### Goal
Copy out every line that contains "placeholder".

### Information supplied
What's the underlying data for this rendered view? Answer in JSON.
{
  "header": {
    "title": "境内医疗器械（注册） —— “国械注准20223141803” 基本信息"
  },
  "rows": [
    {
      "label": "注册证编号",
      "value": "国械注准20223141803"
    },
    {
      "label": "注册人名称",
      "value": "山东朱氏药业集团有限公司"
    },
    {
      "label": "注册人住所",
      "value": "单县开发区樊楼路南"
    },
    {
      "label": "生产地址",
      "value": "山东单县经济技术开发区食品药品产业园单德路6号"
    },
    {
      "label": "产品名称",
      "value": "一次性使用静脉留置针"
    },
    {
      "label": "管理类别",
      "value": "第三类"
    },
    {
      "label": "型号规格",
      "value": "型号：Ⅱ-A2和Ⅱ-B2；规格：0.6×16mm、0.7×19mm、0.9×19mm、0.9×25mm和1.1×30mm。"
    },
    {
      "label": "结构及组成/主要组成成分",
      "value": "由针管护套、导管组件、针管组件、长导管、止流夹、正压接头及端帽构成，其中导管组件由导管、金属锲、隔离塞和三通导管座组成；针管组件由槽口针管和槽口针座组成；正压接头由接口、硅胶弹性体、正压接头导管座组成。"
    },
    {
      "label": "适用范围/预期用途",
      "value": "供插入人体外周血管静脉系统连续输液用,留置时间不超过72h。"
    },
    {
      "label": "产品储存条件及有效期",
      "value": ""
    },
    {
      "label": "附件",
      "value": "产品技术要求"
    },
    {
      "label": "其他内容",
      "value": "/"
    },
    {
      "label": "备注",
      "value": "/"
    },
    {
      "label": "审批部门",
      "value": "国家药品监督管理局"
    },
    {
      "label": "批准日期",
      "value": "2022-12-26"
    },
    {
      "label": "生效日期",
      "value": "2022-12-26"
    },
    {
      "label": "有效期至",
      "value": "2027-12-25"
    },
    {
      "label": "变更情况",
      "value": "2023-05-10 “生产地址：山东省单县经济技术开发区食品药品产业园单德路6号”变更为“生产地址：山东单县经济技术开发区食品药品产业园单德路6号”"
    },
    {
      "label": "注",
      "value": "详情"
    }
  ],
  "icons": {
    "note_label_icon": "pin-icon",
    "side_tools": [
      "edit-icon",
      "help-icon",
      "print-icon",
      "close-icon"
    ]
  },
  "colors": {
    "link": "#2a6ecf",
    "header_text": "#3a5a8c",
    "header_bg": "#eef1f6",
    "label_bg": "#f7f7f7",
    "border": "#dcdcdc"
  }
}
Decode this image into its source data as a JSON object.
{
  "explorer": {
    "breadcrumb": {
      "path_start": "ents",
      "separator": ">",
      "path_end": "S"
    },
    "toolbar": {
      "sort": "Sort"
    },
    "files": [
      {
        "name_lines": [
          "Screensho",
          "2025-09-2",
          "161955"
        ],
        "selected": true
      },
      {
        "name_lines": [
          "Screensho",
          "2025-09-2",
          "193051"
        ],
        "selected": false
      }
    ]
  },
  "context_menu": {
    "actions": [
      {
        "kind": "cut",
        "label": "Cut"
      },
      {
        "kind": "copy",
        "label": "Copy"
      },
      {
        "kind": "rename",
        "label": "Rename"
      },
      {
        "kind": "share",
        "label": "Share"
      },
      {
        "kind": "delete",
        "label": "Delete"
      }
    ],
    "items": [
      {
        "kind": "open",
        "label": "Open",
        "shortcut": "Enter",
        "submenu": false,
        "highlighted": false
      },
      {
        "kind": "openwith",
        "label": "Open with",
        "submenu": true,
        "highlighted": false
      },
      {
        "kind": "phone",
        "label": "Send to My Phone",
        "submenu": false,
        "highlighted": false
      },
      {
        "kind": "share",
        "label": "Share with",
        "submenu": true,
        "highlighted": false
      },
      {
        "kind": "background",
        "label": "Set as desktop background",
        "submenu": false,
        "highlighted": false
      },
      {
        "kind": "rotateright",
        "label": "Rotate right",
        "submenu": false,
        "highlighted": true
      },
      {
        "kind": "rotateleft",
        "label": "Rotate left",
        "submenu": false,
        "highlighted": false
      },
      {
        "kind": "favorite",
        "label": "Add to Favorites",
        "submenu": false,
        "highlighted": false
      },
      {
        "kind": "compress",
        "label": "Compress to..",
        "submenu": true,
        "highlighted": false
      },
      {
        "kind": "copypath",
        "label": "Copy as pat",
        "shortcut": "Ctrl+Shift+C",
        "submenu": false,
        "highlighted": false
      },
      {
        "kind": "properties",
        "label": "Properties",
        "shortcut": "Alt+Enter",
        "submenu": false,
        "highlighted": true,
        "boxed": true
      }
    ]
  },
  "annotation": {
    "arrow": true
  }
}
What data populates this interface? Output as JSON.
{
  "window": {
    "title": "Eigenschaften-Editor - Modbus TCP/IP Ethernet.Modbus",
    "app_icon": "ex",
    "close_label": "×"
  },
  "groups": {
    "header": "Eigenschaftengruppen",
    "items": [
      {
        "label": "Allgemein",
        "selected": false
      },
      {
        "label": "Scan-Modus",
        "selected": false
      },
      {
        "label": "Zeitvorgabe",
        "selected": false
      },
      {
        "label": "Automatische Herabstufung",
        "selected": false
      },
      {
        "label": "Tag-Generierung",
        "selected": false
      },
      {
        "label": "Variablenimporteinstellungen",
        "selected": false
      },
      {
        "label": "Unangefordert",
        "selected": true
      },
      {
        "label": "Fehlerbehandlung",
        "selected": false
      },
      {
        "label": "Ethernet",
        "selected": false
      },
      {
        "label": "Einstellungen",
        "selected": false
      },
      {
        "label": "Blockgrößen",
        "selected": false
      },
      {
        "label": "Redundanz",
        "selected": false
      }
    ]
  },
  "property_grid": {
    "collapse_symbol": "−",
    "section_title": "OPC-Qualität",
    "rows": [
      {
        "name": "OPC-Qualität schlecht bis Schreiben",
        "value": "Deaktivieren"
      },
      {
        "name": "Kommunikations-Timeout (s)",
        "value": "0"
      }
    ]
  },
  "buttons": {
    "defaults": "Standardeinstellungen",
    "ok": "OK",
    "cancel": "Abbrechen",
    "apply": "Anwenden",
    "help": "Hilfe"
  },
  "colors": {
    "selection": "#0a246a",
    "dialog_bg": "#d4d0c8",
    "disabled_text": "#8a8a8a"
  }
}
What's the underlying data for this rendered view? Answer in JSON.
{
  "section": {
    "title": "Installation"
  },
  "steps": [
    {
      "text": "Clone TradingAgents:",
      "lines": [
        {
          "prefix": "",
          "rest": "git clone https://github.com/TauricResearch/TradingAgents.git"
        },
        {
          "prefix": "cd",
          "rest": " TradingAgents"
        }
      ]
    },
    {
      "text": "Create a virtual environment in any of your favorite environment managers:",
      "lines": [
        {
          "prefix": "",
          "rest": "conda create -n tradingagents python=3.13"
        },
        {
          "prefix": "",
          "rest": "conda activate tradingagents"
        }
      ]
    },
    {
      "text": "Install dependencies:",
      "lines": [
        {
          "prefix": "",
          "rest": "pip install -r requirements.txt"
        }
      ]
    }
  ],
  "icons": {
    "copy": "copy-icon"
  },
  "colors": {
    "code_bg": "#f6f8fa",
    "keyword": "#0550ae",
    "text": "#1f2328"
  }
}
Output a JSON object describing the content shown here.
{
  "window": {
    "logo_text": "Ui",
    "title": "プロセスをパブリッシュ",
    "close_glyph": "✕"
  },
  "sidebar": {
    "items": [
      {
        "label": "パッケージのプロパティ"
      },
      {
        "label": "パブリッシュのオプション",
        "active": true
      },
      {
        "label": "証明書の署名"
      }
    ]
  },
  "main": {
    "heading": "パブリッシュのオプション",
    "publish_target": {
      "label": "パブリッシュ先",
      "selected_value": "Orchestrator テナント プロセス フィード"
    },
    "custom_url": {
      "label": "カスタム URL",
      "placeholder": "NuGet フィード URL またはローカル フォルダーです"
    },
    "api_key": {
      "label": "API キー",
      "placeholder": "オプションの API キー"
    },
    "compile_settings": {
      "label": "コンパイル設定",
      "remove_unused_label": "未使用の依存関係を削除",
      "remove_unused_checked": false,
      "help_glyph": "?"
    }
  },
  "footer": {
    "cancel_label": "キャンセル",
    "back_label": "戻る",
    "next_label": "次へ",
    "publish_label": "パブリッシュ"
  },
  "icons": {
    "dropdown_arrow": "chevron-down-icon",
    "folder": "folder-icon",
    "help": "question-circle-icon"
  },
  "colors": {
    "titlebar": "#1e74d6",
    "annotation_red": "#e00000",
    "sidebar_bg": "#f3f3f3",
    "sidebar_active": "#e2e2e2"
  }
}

### Written answer
      "placeholder": "NuGet フィード URL またはローカル フォルダーです"
      "placeholder": "オプションの API キー"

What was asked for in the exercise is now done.